• _Work to be completed_
Reproduce the listing exactly, with no pictures in your copy.

• _Dataset rows_

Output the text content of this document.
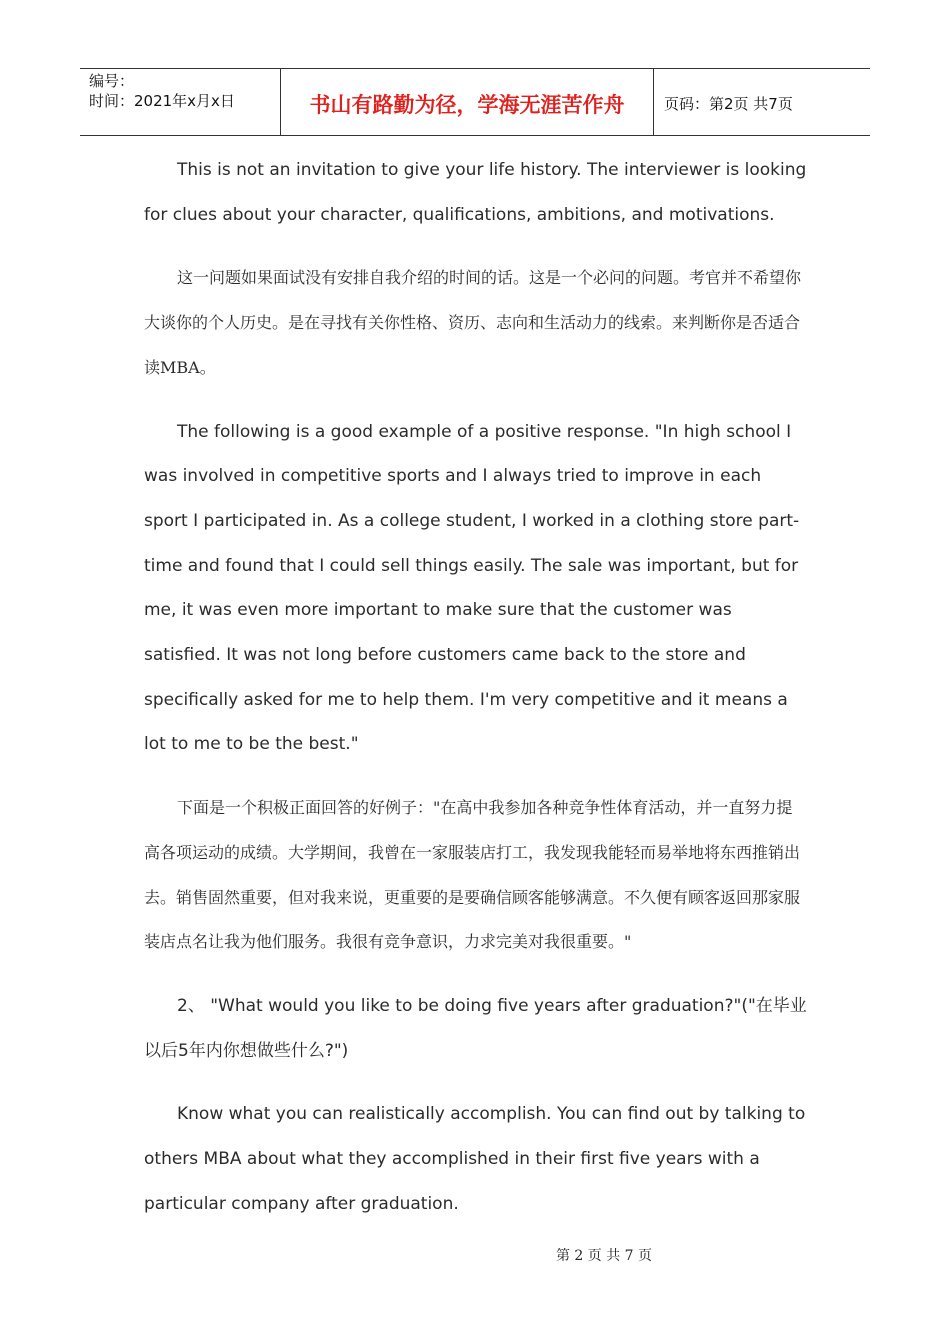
编号：
时间：2021年x月x日	书山有路勤为径，学海无涯苦作舟	页码：第2页 共7页

This is not an invitation to give your life history. The interviewer is looking for clues about your character, qualifications, ambitions, and motivations.

这一问题如果面试没有安排自我介绍的时间的话。这是一个必问的问题。考官并不希望你大谈你的个人历史。是在寻找有关你性格、资历、志向和生活动力的线索。来判断你是否适合读MBA。

The following is a good example of a positive response. "In high school I was involved in competitive sports and I always tried to improve in each sport I participated in. As a college student, I worked in a clothing store part-time and found that I could sell things easily. The sale was important, but for me, it was even more important to make sure that the customer was satisfied. It was not long before customers came back to the store and specifically asked for me to help them. I'm very competitive and it means a lot to me to be the best."

下面是一个积极正面回答的好例子："在高中我参加各种竞争性体育活动，并一直努力提高各项运动的成绩。大学期间，我曾在一家服装店打工，我发现我能轻而易举地将东西推销出去。销售固然重要，但对我来说，更重要的是要确信顾客能够满意。不久便有顾客返回那家服装店点名让我为他们服务。我很有竞争意识，力求完美对我很重要。"

2、 "What would you like to be doing five years after graduation?"("在毕业以后5年内你想做些什么?")

Know what you can realistically accomplish. You can find out by talking to others MBA about what they accomplished in their first five years with a particular company after graduation.

第 2 页 共 7 页
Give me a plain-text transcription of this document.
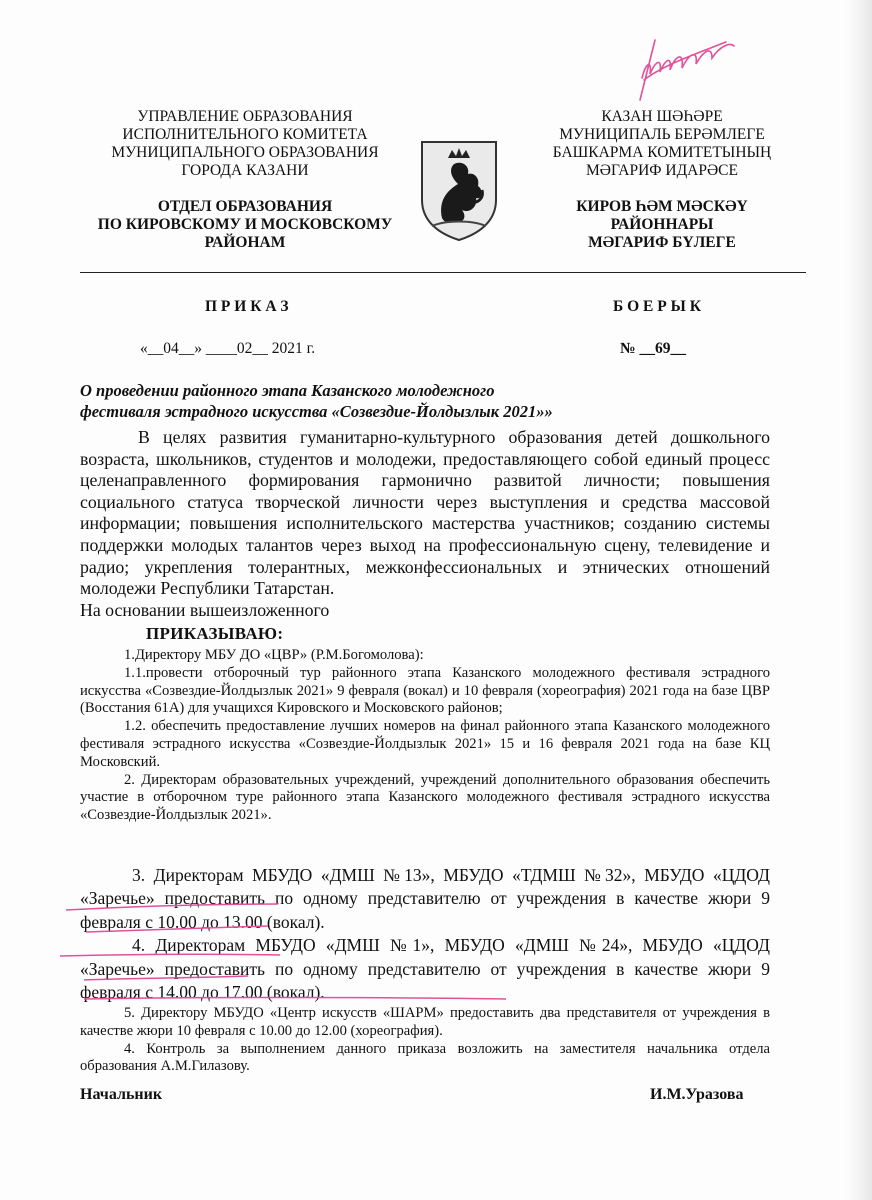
УПРАВЛЕНИЕ ОБРАЗОВАНИЯ
ИСПОЛНИТЕЛЬНОГО КОМИТЕТА
МУНИЦИПАЛЬНОГО ОБРАЗОВАНИЯ
ГОРОДА КАЗАНИ
ОТДЕЛ ОБРАЗОВАНИЯ
ПО КИРОВСКОМУ И МОСКОВСКОМУ
РАЙОНАМ
КАЗАН ШӘҺӘРЕ
МУНИЦИПАЛЬ БЕРӘМЛЕГЕ
БАШКАРМА КОМИТЕТЫНЫҢ
МӘГАРИФ ИДАРӘСЕ
КИРОВ ҺӘМ МӘСКӘҮ
РАЙОННАРЫ
МӘГАРИФ БҮЛЕГЕ
П Р И К А З	Б О Е Р Ы К
«__04__» ____02__ 2021 г.	№ __69__
О проведении районного этапа Казанского молодежного
фестиваля эстрадного искусства «Созвездие-Йолдызлык 2021»»

В целях развития гуманитарно-культурного образования детей дошкольного возраста, школьников, студентов и молодежи, предоставляющего собой единый процесс целенаправленного формирования гармонично развитой личности; повышения социального статуса творческой личности через выступления и средства массовой информации; повышения исполнительского мастерства участников; созданию системы поддержки молодых талантов через выход на профессиональную сцену, телевидение и радио; укрепления толерантных, межконфессиональных и этнических отношений молодежи Республики Татарстан.

На основании вышеизложенного
ПРИКАЗЫВАЮ:

1.Директору МБУ ДО «ЦВР» (Р.М.Богомолова):

1.1.провести отборочный тур районного этапа Казанского молодежного фестиваля эстрадного искусства «Созвездие-Йолдызлык 2021» 9 февраля (вокал) и 10 февраля (хореография) 2021 года на базе ЦВР (Восстания 61А) для учащихся Кировского и Московского районов;

1.2. обеспечить предоставление лучших номеров на финал районного этапа Казанского молодежного фестиваля эстрадного искусства «Созвездие-Йолдызлык 2021» 15 и 16 февраля 2021 года на базе КЦ Московский.

2. Директорам образовательных учреждений, учреждений дополнительного образования обеспечить участие в отборочном туре районного этапа Казанского молодежного фестиваля эстрадного искусства «Созвездие-Йолдызлык 2021».

3. Директорам МБУДО «ДМШ №13», МБУДО «ТДМШ №32», МБУДО «ЦДОД «Заречье» предоставить по одному представителю от учреждения в качестве жюри 9 февраля с 10.00 до 13.00 (вокал).

4. Директорам МБУДО «ДМШ №1», МБУДО «ДМШ №24», МБУДО «ЦДОД «Заречье» предоставить по одному представителю от учреждения в качестве жюри 9 февраля с 14.00 до 17.00 (вокал).

5. Директору МБУДО «Центр искусств «ШАРМ» предоставить два представителя от учреждения в качестве жюри 10 февраля с 10.00 до 12.00 (хореография).

4. Контроль за выполнением данного приказа возложить на заместителя начальника отдела образования А.М.Гилазову.

Начальник	И.М.Уразова
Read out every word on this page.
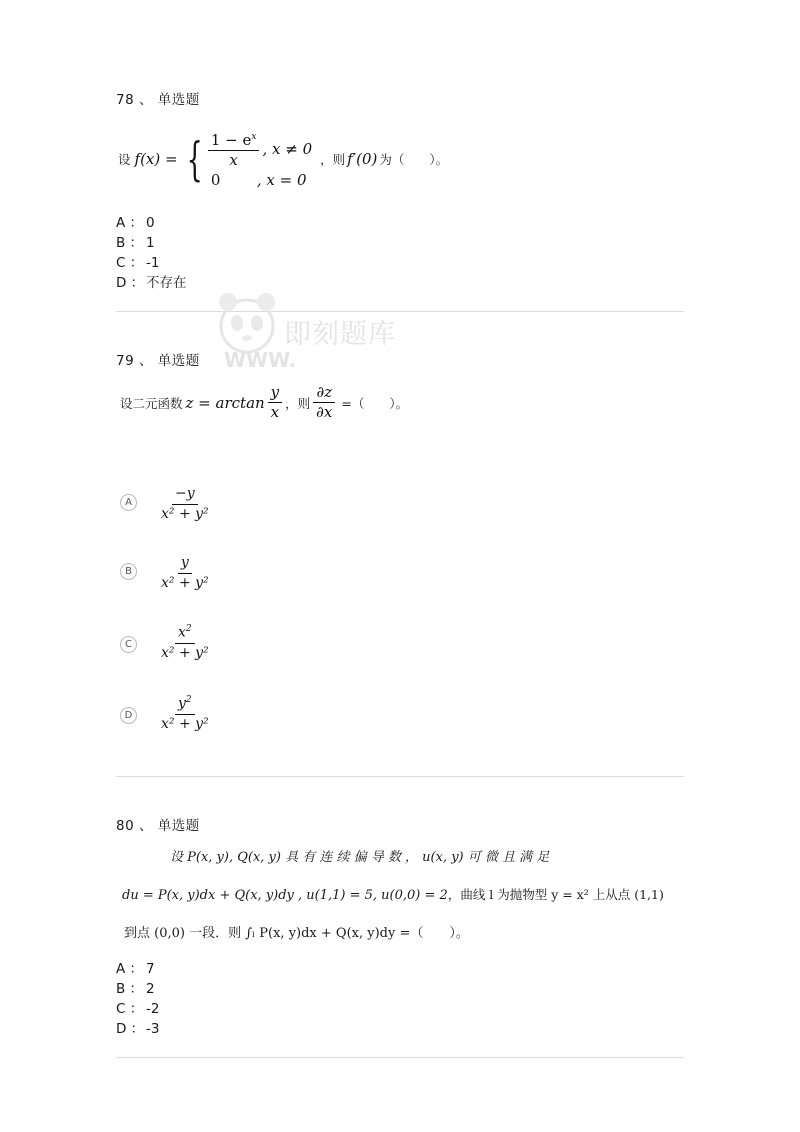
78 、 单选题
设 f(x) = { $\frac{1 - e^x}{x}$ , x ≠ 0
0	, x = 0
，则 f′(0) 为（　　）。
A ： 0
B ： 1
C ： -1
D ： 不存在
即刻题库
WWW.
79 、 单选题
设二元函数 $z = \arctan \frac{y}{x}$ ，则 $\frac{\partial z}{\partial x}$ =（　　）。
A	$\frac{-y}{\text{x² + y²}}$
B	$\frac{y}{\text{x² + y²}}$
C	$\frac{x^2}{\text{x² + y²}}$
D	$\frac{y^2}{\text{x² + y²}}$
80 、 单选题
设 P(x, y), Q(x, y) 具 有 连 续 偏 导 数 ， u(x, y) 可 微 且 满 足
du = P(x, y)dx + Q(x, y)dy , u(1,1) = 5, u(0,0) = 2，曲线 l 为抛物型 y = x² 上从点 (1,1)
到点 (0,0) 一段．则 ∫ₗ P(x, y)dx + Q(x, y)dy =（　　）。
A ： 7
B ： 2
C ： -2
D ： -3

• _Full answer_
Output the text content of this document.
编号：
时间：2021年x月x日	书山有路勤为径，学海无涯苦作舟	页码：第2页 共7页

This is not an invitation to give your life history. The interviewer is looking for clues about your character, qualifications, ambitions, and motivations.

这一问题如果面试没有安排自我介绍的时间的话。这是一个必问的问题。考官并不希望你大谈你的个人历史。是在寻找有关你性格、资历、志向和生活动力的线索。来判断你是否适合读MBA。

The following is a good example of a positive response. "In high school I was involved in competitive sports and I always tried to improve in each sport I participated in. As a college student, I worked in a clothing store part-time and found that I could sell things easily. The sale was important, but for me, it was even more important to make sure that the customer was satisfied. It was not long before customers came back to the store and specifically asked for me to help them. I'm very competitive and it means a lot to me to be the best."

下面是一个积极正面回答的好例子："在高中我参加各种竞争性体育活动，并一直努力提高各项运动的成绩。大学期间，我曾在一家服装店打工，我发现我能轻而易举地将东西推销出去。销售固然重要，但对我来说，更重要的是要确信顾客能够满意。不久便有顾客返回那家服装店点名让我为他们服务。我很有竞争意识，力求完美对我很重要。"

2、 "What would you like to be doing five years after graduation?"("在毕业以后5年内你想做些什么?")

Know what you can realistically accomplish. You can find out by talking to others MBA about what they accomplished in their first five years with a particular company after graduation.

第 2 页 共 7 页
Give me a plain-text transcription of this document.
УПРАВЛЕНИЕ ОБРАЗОВАНИЯ
ИСПОЛНИТЕЛЬНОГО КОМИТЕТА
МУНИЦИПАЛЬНОГО ОБРАЗОВАНИЯ
ГОРОДА КАЗАНИ
ОТДЕЛ ОБРАЗОВАНИЯ
ПО КИРОВСКОМУ И МОСКОВСКОМУ
РАЙОНАМ
КАЗАН ШӘҺӘРЕ
МУНИЦИПАЛЬ БЕРӘМЛЕГЕ
БАШКАРМА КОМИТЕТЫНЫҢ
МӘГАРИФ ИДАРӘСЕ
КИРОВ ҺӘМ МӘСКӘҮ
РАЙОННАРЫ
МӘГАРИФ БҮЛЕГЕ
П Р И К А З	Б О Е Р Ы К
«__04__» ____02__ 2021 г.	№ __69__
О проведении районного этапа Казанского молодежного
фестиваля эстрадного искусства «Созвездие-Йолдызлык 2021»»

В целях развития гуманитарно-культурного образования детей дошкольного возраста, школьников, студентов и молодежи, предоставляющего собой единый процесс целенаправленного формирования гармонично развитой личности; повышения социального статуса творческой личности через выступления и средства массовой информации; повышения исполнительского мастерства участников; созданию системы поддержки молодых талантов через выход на профессиональную сцену, телевидение и радио; укрепления толерантных, межконфессиональных и этнических отношений молодежи Республики Татарстан.

На основании вышеизложенного
ПРИКАЗЫВАЮ:

1.Директору МБУ ДО «ЦВР» (Р.М.Богомолова):

1.1.провести отборочный тур районного этапа Казанского молодежного фестиваля эстрадного искусства «Созвездие-Йолдызлык 2021» 9 февраля (вокал) и 10 февраля (хореография) 2021 года на базе ЦВР (Восстания 61А) для учащихся Кировского и Московского районов;

1.2. обеспечить предоставление лучших номеров на финал районного этапа Казанского молодежного фестиваля эстрадного искусства «Созвездие-Йолдызлык 2021» 15 и 16 февраля 2021 года на базе КЦ Московский.

2. Директорам образовательных учреждений, учреждений дополнительного образования обеспечить участие в отборочном туре районного этапа Казанского молодежного фестиваля эстрадного искусства «Созвездие-Йолдызлык 2021».

3. Директорам МБУДО «ДМШ №13», МБУДО «ТДМШ №32», МБУДО «ЦДОД «Заречье» предоставить по одному представителю от учреждения в качестве жюри 9 февраля с 10.00 до 13.00 (вокал).

4. Директорам МБУДО «ДМШ №1», МБУДО «ДМШ №24», МБУДО «ЦДОД «Заречье» предоставить по одному представителю от учреждения в качестве жюри 9 февраля с 14.00 до 17.00 (вокал).

5. Директору МБУДО «Центр искусств «ШАРМ» предоставить два представителя от учреждения в качестве жюри 10 февраля с 10.00 до 12.00 (хореография).

4. Контроль за выполнением данного приказа возложить на заместителя начальника отдела образования А.М.Гилазову.

Начальник	И.М.Уразова
Read out every word on this page.
78 、 单选题
设 f(x) = { $\frac{1 - e^x}{x}$ , x ≠ 0
0	, x = 0
，则 f′(0) 为（　　）。
A ： 0
B ： 1
C ： -1
D ： 不存在
即刻题库
WWW.
79 、 单选题
设二元函数 $z = \arctan \frac{y}{x}$ ，则 $\frac{\partial z}{\partial x}$ =（　　）。
A	$\frac{-y}{\text{x² + y²}}$
B	$\frac{y}{\text{x² + y²}}$
C	$\frac{x^2}{\text{x² + y²}}$
D	$\frac{y^2}{\text{x² + y²}}$
80 、 单选题
设 P(x, y), Q(x, y) 具 有 连 续 偏 导 数 ， u(x, y) 可 微 且 满 足
du = P(x, y)dx + Q(x, y)dy , u(1,1) = 5, u(0,0) = 2，曲线 l 为抛物型 y = x² 上从点 (1,1)
到点 (0,0) 一段．则 ∫ₗ P(x, y)dx + Q(x, y)dy =（　　）。
A ： 7
B ： 2
C ： -2
D ： -3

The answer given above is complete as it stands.